• _What to work on_
Find the lines holding "tags" and copy them.
-- Start Extracted entries --
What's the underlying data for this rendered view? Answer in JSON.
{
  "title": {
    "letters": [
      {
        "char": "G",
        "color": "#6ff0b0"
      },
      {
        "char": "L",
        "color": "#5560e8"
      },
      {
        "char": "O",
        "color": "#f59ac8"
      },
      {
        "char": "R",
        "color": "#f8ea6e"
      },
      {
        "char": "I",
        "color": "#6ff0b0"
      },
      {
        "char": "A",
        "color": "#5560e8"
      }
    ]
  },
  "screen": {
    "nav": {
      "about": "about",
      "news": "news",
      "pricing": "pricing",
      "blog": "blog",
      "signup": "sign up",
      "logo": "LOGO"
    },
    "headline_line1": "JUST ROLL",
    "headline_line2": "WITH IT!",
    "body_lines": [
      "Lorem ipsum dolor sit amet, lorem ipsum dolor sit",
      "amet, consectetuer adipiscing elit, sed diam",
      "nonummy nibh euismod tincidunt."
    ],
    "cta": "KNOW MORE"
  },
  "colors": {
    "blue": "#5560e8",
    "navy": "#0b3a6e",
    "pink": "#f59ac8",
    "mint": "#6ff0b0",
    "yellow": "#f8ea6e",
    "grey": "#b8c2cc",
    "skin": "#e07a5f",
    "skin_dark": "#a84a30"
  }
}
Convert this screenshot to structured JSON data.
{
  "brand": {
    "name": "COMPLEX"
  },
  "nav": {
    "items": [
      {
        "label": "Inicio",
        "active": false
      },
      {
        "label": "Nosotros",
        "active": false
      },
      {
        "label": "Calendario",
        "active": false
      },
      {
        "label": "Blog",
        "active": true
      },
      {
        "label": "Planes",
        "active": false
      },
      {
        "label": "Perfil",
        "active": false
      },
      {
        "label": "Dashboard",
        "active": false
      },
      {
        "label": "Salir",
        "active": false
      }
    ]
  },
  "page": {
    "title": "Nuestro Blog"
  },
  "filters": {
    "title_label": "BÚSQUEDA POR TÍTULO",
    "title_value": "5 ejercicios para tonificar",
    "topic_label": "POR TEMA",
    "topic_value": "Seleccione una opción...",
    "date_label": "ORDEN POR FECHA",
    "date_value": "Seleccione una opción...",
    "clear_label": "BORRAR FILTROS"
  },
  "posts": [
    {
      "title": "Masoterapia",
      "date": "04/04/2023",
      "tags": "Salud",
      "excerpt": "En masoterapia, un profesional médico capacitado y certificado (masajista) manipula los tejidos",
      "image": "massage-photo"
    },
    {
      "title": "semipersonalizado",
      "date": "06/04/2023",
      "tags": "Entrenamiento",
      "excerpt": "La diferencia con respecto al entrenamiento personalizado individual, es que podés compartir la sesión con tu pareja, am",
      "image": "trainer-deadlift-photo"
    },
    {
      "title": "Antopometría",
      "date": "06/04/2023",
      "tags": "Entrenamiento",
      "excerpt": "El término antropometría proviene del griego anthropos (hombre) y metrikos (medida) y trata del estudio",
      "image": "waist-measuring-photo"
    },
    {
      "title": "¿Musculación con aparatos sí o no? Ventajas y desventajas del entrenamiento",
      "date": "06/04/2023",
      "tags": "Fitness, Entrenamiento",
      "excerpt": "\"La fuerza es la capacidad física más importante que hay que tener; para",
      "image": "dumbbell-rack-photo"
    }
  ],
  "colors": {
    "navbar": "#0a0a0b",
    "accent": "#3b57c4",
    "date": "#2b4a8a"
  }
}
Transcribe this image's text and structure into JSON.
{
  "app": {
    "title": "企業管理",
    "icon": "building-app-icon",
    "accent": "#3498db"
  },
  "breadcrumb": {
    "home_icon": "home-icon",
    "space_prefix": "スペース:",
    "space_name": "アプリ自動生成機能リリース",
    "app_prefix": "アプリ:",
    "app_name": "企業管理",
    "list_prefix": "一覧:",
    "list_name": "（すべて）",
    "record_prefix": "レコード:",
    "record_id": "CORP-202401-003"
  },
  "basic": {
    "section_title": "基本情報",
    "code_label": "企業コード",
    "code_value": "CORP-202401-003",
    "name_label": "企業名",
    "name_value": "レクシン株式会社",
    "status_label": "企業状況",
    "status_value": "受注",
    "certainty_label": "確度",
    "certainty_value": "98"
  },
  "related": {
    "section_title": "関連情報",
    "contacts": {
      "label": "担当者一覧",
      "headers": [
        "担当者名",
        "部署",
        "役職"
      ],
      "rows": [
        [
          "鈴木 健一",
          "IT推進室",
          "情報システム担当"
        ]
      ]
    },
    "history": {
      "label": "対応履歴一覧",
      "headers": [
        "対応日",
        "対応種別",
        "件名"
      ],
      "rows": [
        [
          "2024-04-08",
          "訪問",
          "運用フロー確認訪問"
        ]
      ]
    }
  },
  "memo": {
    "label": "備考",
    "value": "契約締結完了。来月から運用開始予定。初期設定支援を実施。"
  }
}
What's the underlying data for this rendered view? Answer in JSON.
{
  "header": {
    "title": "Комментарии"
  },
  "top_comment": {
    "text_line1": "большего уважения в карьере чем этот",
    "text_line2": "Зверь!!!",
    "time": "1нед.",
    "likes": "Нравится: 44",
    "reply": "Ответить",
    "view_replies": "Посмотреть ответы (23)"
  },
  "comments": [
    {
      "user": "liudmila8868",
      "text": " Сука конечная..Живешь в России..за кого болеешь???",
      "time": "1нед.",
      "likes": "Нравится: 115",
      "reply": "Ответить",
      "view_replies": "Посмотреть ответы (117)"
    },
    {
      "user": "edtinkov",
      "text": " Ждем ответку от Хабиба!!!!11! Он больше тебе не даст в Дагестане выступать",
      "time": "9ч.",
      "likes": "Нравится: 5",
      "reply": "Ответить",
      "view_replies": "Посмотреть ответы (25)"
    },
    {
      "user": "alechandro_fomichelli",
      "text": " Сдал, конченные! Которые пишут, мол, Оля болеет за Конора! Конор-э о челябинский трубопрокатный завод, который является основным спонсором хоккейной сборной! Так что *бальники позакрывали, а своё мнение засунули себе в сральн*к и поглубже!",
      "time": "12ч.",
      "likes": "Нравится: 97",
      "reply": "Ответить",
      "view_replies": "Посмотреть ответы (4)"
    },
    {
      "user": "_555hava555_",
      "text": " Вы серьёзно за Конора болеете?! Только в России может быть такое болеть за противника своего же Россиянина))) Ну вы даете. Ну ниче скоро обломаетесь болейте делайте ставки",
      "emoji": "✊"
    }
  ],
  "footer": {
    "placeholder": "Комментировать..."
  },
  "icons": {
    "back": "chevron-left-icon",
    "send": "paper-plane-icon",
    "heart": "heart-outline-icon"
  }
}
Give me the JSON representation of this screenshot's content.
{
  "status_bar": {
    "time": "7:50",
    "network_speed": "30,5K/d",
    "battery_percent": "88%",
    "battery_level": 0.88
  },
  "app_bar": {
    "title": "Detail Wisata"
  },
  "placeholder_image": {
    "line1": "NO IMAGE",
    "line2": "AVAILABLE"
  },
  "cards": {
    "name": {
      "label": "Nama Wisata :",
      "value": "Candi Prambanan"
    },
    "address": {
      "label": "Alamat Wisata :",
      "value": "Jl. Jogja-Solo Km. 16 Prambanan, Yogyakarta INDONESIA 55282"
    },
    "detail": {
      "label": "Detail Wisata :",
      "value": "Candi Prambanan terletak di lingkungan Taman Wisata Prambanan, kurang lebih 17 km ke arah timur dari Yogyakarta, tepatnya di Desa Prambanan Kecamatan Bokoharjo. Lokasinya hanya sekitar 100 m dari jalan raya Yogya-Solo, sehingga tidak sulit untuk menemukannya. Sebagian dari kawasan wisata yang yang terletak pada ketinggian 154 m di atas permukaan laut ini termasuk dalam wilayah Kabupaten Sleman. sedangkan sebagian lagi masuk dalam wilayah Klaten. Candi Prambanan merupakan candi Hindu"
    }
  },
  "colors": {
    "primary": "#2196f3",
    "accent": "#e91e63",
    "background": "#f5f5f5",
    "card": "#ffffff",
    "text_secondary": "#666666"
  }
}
-- End Extracted entries --
• _Result below_
      "tags": "Salud",
      "tags": "Entrenamiento",
      "tags": "Entrenamiento",
      "tags": "Fitness, Entrenamiento",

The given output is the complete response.